Rows from a dataset
****************************************

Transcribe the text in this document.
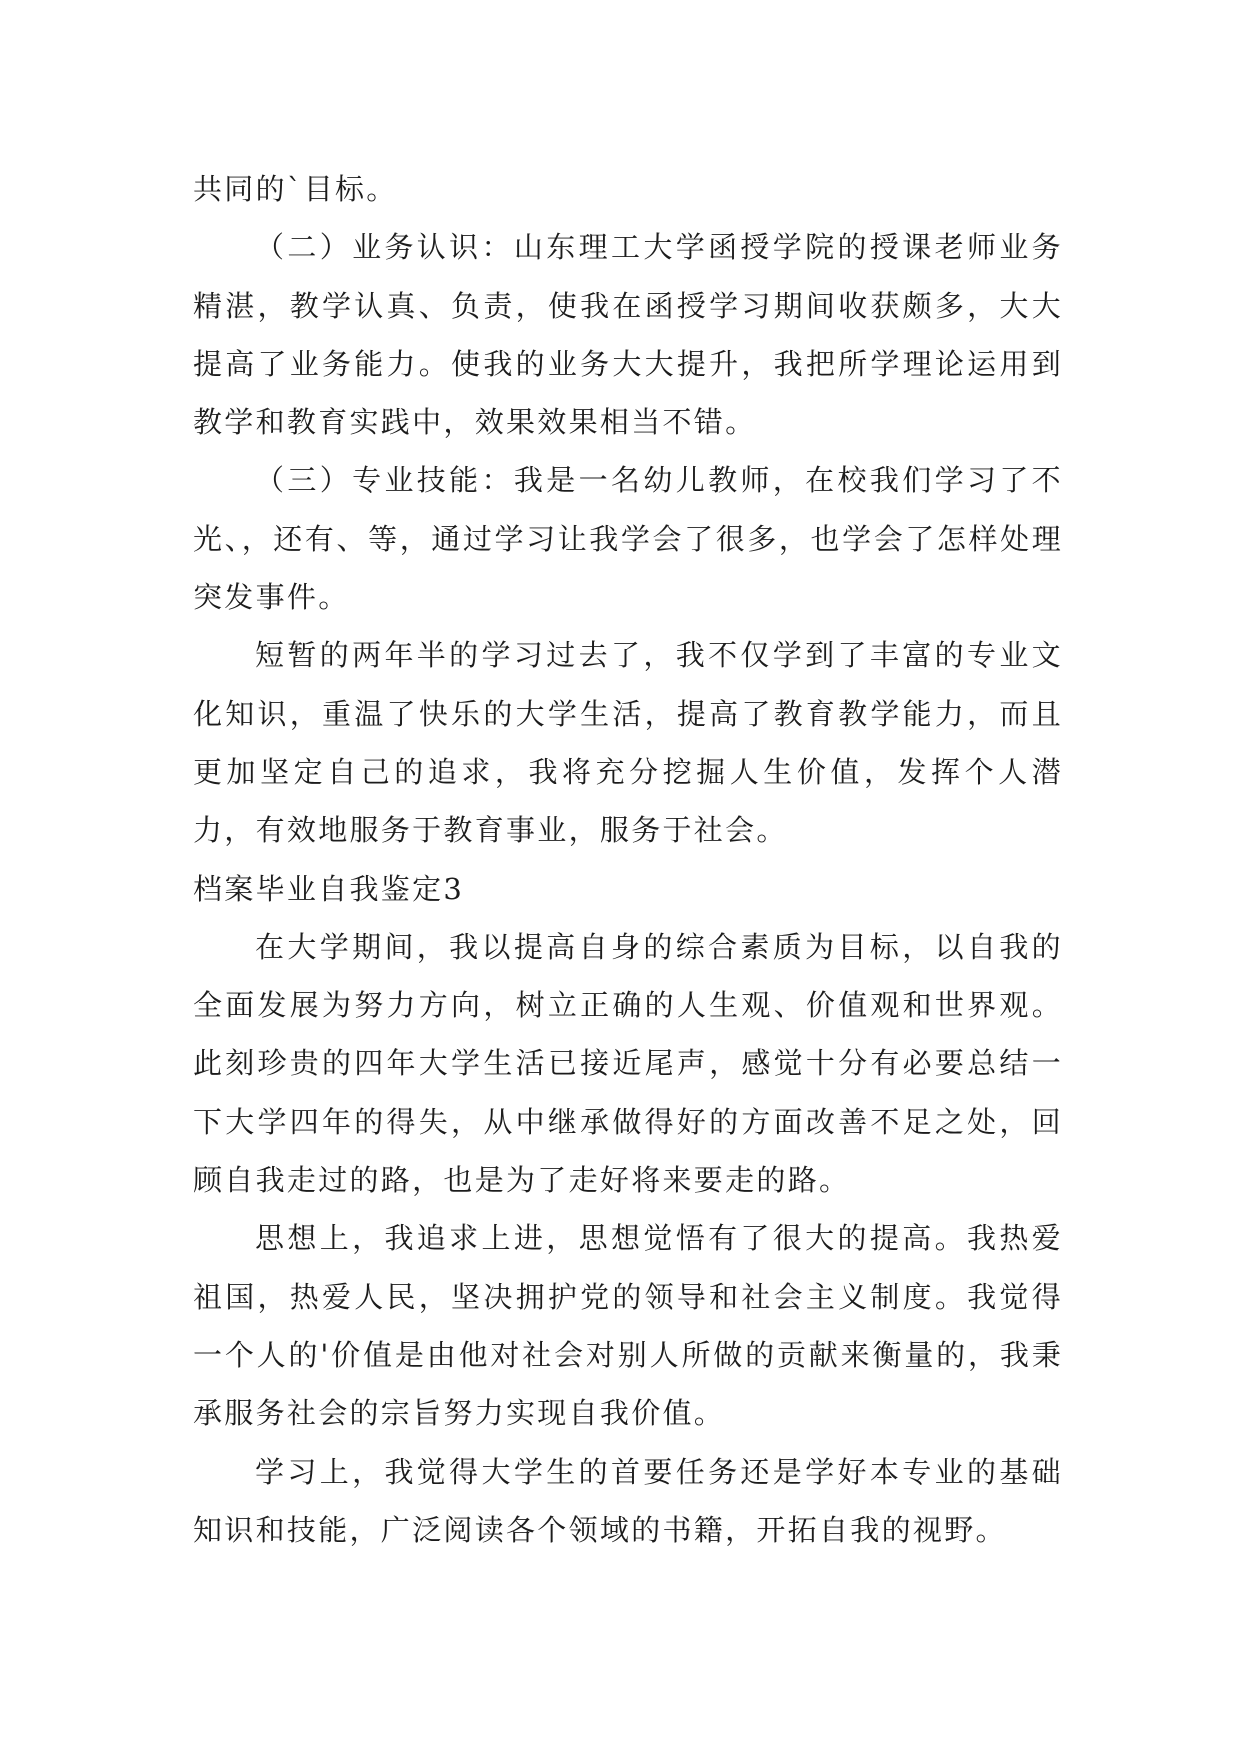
共同的`目标。

（二）业务认识：山东理工大学函授学院的授课老师业务精湛，教学认真、负责，使我在函授学习期间收获颇多，大大提高了业务能力。使我的业务大大提升，我把所学理论运用到教学和教育实践中，效果效果相当不错。

（三）专业技能：我是一名幼儿教师，在校我们学习了不光、，还有、等，通过学习让我学会了很多，也学会了怎样处理突发事件。

短暂的两年半的学习过去了，我不仅学到了丰富的专业文化知识，重温了快乐的大学生活，提高了教育教学能力，而且更加坚定自己的追求，我将充分挖掘人生价值，发挥个人潜力，有效地服务于教育事业，服务于社会。

档案毕业自我鉴定3

在大学期间，我以提高自身的综合素质为目标，以自我的全面发展为努力方向，树立正确的人生观、价值观和世界观。此刻珍贵的四年大学生活已接近尾声，感觉十分有必要总结一下大学四年的得失，从中继承做得好的方面改善不足之处，回顾自我走过的路，也是为了走好将来要走的路。

思想上，我追求上进，思想觉悟有了很大的提高。我热爱祖国，热爱人民，坚决拥护党的领导和社会主义制度。我觉得一个人的'价值是由他对社会对别人所做的贡献来衡量的，我秉承服务社会的宗旨努力实现自我价值。

学习上，我觉得大学生的首要任务还是学好本专业的基础知识和技能，广泛阅读各个领域的书籍，开拓自我的视野。
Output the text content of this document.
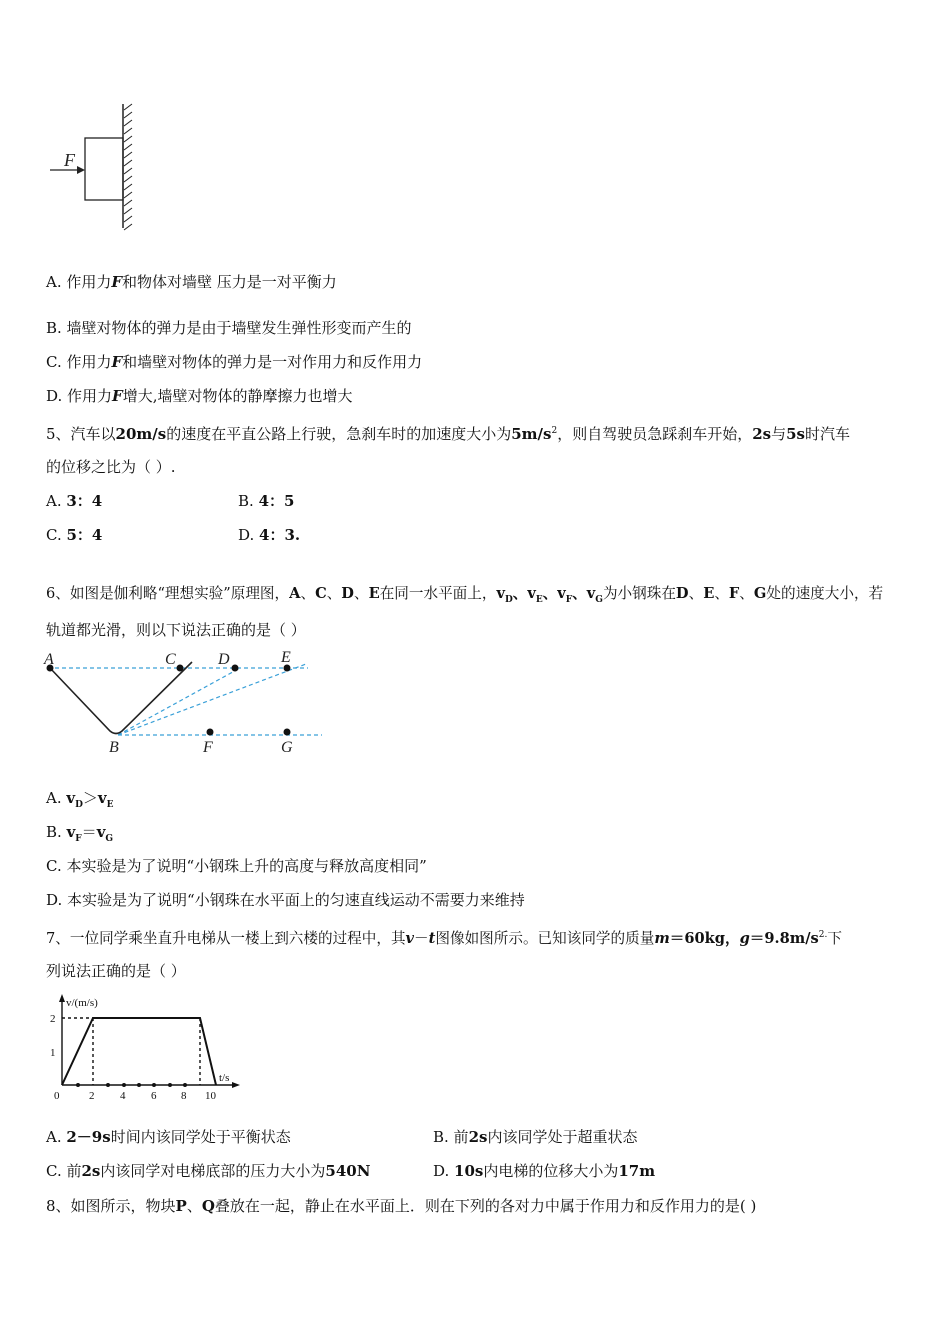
F
A. 作用力F和物体对墙壁 压力是一对平衡力
B. 墙壁对物体的弹力是由于墙壁发生弹性形变而产生的
C. 作用力F和墙壁对物体的弹力是一对作用力和反作用力
D. 作用力F增大,墙壁对物体的静摩擦力也增大
5、汽车以20m/s的速度在平直公路上行驶，急刹车时的加速度大小为$5m/s^2$，则自驾驶员急踩刹车开始，2s与5s时汽车
的位移之比为（ ）.
A. 3：4	B. 4：5
C. 5：4	D. 4：3.
6、如图是伽利略“理想实验”原理图，A、C、D、E在同一水平面上，$v_D$、$v_E$、$v_F$、$v_G$为小钢珠在D、E、F、G处的速度大小，若
轨道都光滑，则以下说法正确的是（ ）
A	C	D	E
B	F	G
A. $v_D>v_E$
B. $v_F=v_G$
C. 本实验是为了说明“小钢珠上升的高度与释放高度相同”
D. 本实验是为了说明“小钢珠在水平面上的匀速直线运动不需要力来维持
7、一位同学乘坐直升电梯从一楼上到六楼的过程中，其v－t图像如图所示。已知该同学的质量m＝60kg，$g=9.8m/s^{2.}$下
列说法正确的是（ ）
v/(m/s)
t/s
2
1
0	2 4 6 8 10
A. 2－9s时间内该同学处于平衡状态	B. 前2s内该同学处于超重状态
C. 前2s内该同学对电梯底部的压力大小为540N	D. 10s内电梯的位移大小为17m
8、如图所示，物块P、Q叠放在一起，静止在水平面上．则在下列的各对力中属于作用力和反作用力的是( )
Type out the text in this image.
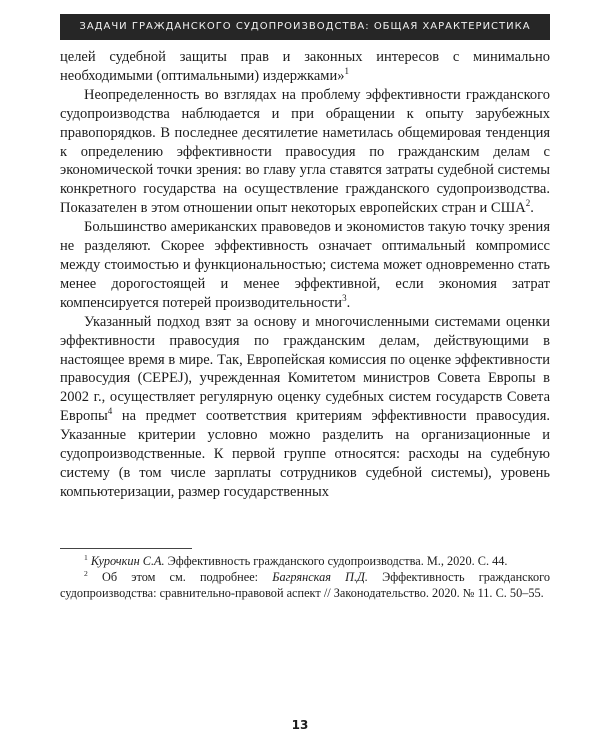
ЗАДАЧИ ГРАЖДАНСКОГО СУДОПРОИЗВОДСТВА: ОБЩАЯ ХАРАКТЕРИСТИКА

целей судебной защиты прав и законных интересов с минимально необходимыми (оптимальными) издержками»$^1$

Неопределенность во взглядах на проблему эффективности гражданского судопроизводства наблюдается и при обращении к опыту зарубежных правопорядков. В последнее десятилетие наметилась общемировая тенденция к определению эффективности правосудия по гражданским делам с экономической точки зрения: во главу угла ставятся затраты судебной системы конкретного государства на осуществление гражданского судопроизводства. Показателен в этом отношении опыт некоторых европейских стран и США$^2$.

Большинство американских правоведов и экономистов такую точку зрения не разделяют. Скорее эффективность означает оптимальный компромисс между стоимостью и функциональностью; система может одновременно стать менее дорогостоящей и менее эффективной, если экономия затрат компенсируется потерей производительности$^3$.

Указанный подход взят за основу и многочисленными системами оценки эффективности правосудия по гражданским делам, действующими в настоящее время в мире. Так, Европейская комиссия по оценке эффективности правосудия (CEPEJ), учрежденная Комитетом министров Совета Европы в 2002 г., осуществляет регулярную оценку судебных систем государств Совета Европы$^4$ на предмет соответствия критериям эффективности правосудия. Указанные критерии условно можно разделить на организационные и судопроизводственные. К первой группе относятся: расходы на судебную систему (в том числе зарплаты сотрудников судебной системы), уровень компьютеризации, размер государственных

$^1$ Курочкин С.А. Эффективность гражданского судопроизводства. М., 2020. С. 44.

$^2$ Об этом см. подробнее: Багрянская П.Д. Эффективность гражданского судопроизводства: сравнительно-правовой аспект // Законодательство. 2020. № 11. С. 50–55.

13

****************************************

(Description of the task):
Copy all lines of the listing above that contain the string "гражданским".

(Response below):
Неопределенность во взглядах на проблему эффективности гражданского судопроизводства наблюдается и при обращении к опыту зарубежных правопорядков. В последнее десятилетие наметилась общемировая тенденция к определению эффективности правосудия по гражданским делам с экономической точки зрения: во главу угла ставятся затраты судебной системы конкретного государства на осуществление гражданского судопроизводства. Показателен в этом отношении опыт некоторых европейских стран и США$^2$.
Указанный подход взят за основу и многочисленными системами оценки эффективности правосудия по гражданским делам, действующими в настоящее время в мире. Так, Европейская комиссия по оценке эффективности правосудия (CEPEJ), учрежденная Комитетом министров Совета Европы в 2002 г., осуществляет регулярную оценку судебных систем государств Совета Европы$^4$ на предмет соответствия критериям эффективности правосудия. Указанные критерии условно можно разделить на организационные и судопроизводственные. К первой группе относятся: расходы на судебную систему (в том числе зарплаты сотрудников судебной системы), уровень компьютеризации, размер государственных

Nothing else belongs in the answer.